PROBLEM DESCRIPTION | From the entries below, gather every line containing the string "Prof".
— begin DATA FOR THE TASK —
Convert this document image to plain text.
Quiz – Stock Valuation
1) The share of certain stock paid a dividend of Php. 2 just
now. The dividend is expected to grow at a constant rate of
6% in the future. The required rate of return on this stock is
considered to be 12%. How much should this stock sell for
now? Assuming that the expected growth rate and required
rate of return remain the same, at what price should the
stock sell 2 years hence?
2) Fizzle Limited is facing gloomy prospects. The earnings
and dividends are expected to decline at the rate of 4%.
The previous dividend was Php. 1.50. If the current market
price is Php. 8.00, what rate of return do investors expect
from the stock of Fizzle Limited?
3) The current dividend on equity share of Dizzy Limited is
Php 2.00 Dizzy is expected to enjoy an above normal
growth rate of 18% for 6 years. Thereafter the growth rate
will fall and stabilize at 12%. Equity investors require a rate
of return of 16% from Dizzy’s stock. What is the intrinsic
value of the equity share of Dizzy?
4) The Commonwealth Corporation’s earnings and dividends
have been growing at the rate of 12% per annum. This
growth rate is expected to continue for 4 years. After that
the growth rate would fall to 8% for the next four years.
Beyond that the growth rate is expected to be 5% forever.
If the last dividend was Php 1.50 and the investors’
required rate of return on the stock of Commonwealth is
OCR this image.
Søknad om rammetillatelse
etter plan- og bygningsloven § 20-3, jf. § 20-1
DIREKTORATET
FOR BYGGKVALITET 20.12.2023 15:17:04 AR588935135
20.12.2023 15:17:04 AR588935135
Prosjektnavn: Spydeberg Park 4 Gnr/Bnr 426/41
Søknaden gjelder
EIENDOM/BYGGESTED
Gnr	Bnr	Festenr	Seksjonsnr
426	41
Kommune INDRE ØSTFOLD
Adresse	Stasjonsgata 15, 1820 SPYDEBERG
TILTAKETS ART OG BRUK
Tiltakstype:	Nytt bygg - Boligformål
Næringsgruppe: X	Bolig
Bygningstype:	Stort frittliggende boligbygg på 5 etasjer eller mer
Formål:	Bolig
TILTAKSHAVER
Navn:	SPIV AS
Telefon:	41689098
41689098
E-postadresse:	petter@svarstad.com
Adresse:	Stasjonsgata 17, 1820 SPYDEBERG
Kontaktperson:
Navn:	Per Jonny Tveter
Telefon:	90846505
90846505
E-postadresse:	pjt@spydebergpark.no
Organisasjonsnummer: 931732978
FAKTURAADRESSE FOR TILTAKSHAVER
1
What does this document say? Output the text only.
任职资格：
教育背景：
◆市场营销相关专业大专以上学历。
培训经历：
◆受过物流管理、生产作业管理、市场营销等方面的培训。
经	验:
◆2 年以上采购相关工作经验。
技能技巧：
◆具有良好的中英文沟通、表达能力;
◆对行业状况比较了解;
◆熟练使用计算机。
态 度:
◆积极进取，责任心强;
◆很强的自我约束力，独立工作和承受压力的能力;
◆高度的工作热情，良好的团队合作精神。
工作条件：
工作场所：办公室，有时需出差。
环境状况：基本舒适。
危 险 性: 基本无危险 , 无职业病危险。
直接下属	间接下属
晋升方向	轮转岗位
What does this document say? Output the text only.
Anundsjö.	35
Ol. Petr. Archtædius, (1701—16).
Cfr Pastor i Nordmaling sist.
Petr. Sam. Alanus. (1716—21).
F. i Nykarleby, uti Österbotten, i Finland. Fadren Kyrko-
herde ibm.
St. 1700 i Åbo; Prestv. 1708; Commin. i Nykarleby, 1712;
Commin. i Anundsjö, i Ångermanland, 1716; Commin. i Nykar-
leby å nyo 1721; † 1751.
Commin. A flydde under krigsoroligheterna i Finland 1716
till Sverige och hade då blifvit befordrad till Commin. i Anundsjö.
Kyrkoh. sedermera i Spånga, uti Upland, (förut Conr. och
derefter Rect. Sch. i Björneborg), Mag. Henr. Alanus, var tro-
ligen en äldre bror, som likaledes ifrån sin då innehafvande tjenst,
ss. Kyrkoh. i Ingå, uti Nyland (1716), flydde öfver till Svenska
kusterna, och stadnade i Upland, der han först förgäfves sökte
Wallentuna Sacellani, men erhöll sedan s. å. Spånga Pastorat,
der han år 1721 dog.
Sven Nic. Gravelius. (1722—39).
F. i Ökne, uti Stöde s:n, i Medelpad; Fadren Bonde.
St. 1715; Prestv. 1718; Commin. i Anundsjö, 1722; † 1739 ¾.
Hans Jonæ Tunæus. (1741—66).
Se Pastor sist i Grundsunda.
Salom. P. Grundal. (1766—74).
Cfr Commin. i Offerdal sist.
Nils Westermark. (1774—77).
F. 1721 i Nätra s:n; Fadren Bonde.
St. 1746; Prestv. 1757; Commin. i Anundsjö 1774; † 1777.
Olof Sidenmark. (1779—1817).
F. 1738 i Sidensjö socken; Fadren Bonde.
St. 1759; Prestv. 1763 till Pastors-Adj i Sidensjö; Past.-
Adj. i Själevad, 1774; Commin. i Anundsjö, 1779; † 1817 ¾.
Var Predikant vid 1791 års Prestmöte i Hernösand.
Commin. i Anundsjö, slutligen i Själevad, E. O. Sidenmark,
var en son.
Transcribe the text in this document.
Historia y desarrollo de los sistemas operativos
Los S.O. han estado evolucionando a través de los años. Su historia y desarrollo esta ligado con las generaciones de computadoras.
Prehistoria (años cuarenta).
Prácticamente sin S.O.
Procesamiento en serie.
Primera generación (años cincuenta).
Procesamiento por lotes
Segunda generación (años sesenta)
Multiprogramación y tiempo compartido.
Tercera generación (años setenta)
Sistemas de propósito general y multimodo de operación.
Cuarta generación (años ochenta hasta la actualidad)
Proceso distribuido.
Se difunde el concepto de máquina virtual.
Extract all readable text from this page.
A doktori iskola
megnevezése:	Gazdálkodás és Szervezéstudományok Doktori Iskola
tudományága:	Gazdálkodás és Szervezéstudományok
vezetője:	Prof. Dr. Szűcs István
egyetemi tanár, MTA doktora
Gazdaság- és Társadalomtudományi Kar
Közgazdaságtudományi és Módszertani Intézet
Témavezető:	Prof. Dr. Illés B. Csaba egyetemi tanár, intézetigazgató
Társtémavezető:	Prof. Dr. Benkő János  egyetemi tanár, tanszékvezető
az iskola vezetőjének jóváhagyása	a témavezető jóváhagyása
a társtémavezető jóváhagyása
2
— end DATA FOR THE TASK —
WRITTEN ANSWER |
vezetője:	Prof. Dr. Szűcs István
Témavezető:	Prof. Dr. Illés B. Csaba egyetemi tanár, intézetigazgató
Társtémavezető:	Prof. Dr. Benkő János  egyetemi tanár, tanszékvezető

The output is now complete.